** begin Data in this exercise **

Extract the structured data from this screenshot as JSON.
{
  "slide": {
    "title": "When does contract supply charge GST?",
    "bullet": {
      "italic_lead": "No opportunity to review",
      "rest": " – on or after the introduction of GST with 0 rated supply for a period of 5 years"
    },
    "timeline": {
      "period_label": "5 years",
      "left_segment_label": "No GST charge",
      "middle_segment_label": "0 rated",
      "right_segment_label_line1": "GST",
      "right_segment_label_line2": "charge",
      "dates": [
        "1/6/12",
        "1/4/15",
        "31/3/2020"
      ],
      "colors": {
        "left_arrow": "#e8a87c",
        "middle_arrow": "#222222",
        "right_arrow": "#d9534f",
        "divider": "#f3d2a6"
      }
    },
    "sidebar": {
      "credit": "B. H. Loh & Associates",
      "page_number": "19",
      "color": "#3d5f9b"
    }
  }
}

** end Data in this exercise **

__Exercise directions__
Each record above should be returned exactly as it appears.

__Solution to this task__
Extract the structured data from this screenshot as JSON.
{
  "slide": {
    "title": "When does contract supply charge GST?",
    "bullet": {
      "italic_lead": "No opportunity to review",
      "rest": " – on or after the introduction of GST with 0 rated supply for a period of 5 years"
    },
    "timeline": {
      "period_label": "5 years",
      "left_segment_label": "No GST charge",
      "middle_segment_label": "0 rated",
      "right_segment_label_line1": "GST",
      "right_segment_label_line2": "charge",
      "dates": [
        "1/6/12",
        "1/4/15",
        "31/3/2020"
      ],
      "colors": {
        "left_arrow": "#e8a87c",
        "middle_arrow": "#222222",
        "right_arrow": "#d9534f",
        "divider": "#f3d2a6"
      }
    },
    "sidebar": {
      "credit": "B. H. Loh & Associates",
      "page_number": "19",
      "color": "#3d5f9b"
    }
  }
}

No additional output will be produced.